━━━ Texto apresentado

Na semana passada, inúmeras grandes economias dominadas ainda se debatiam com turbulências cambiais nunca dantes navegadas. Alguma coisa está fora da velha ordem mundial dos últimos setenta anos.

Partindo de suas formas fenomenais mais sensíveis. No economia brasileira, a segunda maior “emergente” do mundo, atrás da China, o real começa a se destacar na fila deste sinistro forno crematório de moedas. Desvalorização de 6,2% em menos de sete dias. Fechou a semana cotado a R$ 4,12 por dólar.

No ano, a queda da moeda brasileira já é de 20%.   O terceiro pior desempenho dentre as principais divisas das imergentes. Só não foi pior que o peso argentino e a lira turca – os dois últimos colocados na zona da degola destes atônitos desqualificados do sistema.

Aviso aos navegantes: com a forte desvalorização cambial começam a aparecer sinais de fuga de capitais até do Brasil, aparentemente tão protegido contra ataques especulativos. Neste mês de agosto, segundo o Banco Central, o fluxo liquido negativo já alcança US$ 5,894 bilhões. Só na semana passada, saíram do país US$ 4,313 bilhões.

Quase ninguém mais acredita nos “fundamentos mais robustos” do Brasil para enfrentar novas turbulências monetárias internacionais.   Os próprios economistas do imperialismo sediados no Brasil, como Armínio Fraga e outros eunucos do mercado estão dizendo nesta semana que as ameaças sobre a economia brasileira são maiores agora do que em 2001 e 2002, quando a economia argentina derreteu e a brasileira quase foi arrastada junto.

Só não dizem por que isso acontece. Antes de falar de fatores econômicos e políticos domésticos ou de um impreciso “contágio de moedas”, como prioriza o senso econômico vulgar, é recomendável, em nome da boa teoria econômica, tratar da natureza de um misterioso risco geral comandando os fluxos de capitais na periferia.

━━━━━━
━━━ Informações extraídas

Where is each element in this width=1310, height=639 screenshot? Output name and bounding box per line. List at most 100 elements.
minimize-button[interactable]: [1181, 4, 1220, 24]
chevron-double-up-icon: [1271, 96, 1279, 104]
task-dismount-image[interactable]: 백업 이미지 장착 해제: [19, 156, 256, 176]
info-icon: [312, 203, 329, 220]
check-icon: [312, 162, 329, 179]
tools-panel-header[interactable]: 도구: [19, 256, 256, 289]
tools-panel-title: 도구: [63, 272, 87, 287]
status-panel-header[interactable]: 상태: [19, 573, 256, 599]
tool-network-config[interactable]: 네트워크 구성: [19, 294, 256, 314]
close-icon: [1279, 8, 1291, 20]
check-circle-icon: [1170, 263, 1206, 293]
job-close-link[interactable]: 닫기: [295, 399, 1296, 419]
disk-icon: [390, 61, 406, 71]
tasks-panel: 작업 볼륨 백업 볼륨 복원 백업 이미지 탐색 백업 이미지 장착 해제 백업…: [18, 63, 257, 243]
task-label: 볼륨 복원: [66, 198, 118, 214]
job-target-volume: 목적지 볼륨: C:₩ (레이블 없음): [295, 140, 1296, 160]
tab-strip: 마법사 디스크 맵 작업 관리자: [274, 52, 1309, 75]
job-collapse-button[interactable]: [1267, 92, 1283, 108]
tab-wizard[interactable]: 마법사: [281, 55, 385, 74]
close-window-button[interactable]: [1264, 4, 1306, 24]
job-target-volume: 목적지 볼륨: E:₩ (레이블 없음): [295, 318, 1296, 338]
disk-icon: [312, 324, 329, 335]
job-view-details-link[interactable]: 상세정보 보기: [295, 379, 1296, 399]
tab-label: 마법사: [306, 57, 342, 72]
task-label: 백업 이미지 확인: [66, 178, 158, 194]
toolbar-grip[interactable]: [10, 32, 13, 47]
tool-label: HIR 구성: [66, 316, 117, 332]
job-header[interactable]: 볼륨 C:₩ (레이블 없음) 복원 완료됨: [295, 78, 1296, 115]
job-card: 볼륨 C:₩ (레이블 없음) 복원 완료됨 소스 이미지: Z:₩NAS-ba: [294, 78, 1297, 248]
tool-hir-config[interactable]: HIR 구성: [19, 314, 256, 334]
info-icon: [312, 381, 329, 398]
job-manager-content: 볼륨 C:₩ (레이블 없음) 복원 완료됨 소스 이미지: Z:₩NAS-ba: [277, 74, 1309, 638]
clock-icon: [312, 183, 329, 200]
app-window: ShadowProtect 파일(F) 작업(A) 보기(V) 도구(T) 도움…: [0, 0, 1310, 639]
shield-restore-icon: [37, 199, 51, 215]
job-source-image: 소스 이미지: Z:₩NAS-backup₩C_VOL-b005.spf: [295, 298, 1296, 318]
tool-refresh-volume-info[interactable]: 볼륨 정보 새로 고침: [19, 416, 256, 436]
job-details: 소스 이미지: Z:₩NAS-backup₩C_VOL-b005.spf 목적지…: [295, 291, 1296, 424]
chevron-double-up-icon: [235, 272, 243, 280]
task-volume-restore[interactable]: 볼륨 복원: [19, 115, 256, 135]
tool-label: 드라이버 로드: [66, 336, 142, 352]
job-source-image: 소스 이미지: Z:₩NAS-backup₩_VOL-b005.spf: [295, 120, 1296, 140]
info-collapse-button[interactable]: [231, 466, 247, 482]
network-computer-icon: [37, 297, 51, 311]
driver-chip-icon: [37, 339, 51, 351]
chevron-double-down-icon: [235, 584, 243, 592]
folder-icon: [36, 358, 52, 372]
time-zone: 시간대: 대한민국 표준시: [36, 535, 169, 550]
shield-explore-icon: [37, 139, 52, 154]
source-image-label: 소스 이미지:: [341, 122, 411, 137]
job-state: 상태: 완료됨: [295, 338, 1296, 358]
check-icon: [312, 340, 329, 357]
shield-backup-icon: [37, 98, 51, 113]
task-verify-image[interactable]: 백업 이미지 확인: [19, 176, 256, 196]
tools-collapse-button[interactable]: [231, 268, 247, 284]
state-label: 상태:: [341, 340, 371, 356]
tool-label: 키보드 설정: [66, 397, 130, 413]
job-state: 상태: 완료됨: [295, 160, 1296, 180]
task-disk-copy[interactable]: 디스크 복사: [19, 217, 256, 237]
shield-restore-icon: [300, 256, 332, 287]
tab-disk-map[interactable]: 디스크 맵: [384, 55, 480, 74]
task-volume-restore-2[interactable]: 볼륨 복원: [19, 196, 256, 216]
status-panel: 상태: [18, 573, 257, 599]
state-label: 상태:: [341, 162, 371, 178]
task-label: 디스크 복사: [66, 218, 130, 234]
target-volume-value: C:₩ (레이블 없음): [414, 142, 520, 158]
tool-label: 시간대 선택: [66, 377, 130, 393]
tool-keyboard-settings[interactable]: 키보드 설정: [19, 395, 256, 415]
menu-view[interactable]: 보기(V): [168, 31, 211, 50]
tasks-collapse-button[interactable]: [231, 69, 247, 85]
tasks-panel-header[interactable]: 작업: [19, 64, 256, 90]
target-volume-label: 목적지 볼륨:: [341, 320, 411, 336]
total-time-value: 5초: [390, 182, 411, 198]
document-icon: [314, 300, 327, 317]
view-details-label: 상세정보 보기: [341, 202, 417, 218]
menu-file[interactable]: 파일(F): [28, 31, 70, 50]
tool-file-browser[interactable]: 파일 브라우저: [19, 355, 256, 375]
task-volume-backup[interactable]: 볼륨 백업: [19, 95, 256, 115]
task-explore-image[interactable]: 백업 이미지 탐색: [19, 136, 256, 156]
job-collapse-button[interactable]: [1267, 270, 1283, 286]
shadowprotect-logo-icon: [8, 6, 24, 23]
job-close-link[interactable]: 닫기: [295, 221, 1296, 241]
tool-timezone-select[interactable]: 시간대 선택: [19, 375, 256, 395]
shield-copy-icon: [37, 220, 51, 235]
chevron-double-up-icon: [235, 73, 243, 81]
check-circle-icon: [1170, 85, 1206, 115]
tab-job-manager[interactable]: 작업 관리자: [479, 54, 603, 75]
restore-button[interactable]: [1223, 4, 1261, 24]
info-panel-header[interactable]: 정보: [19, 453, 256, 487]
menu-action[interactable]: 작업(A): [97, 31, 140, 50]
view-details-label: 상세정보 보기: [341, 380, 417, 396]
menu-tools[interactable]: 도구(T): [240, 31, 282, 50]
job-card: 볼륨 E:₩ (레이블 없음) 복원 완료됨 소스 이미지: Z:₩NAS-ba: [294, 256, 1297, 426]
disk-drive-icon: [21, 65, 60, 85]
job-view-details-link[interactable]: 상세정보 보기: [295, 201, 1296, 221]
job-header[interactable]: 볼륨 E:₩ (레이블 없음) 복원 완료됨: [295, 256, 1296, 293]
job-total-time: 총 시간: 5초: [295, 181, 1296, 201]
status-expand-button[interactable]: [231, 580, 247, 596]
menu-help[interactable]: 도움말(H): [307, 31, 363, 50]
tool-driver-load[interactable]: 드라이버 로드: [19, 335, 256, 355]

━━━━━━

_Tarefa proposta_. Transcreva sem nenhuma alteração o trecho do texto sobre a desvalorização do real que começa com as palavras contendo "No ano, a queda" e termina com "US$ 4,313 bilhões.".

_Resposta correta_.
No ano, a queda da moeda brasileira já é de 20%.   O terceiro pior desempenho dentre as principais divisas das imergentes. Só não foi pior que o peso argentino e a lira turca – os dois últimos colocados na zona da degola destes atônitos desqualificados do sistema.

Aviso aos navegantes: com a forte desvalorização cambial começam a aparecer sinais de fuga de capitais até do Brasil, aparentemente tão protegido contra ataques especulativos. Neste mês de agosto, segundo o Banco Central, o fluxo liquido negativo já alcança US$ 5,894 bilhões. Só na semana passada, saíram do país US$ 4,313 bilhões.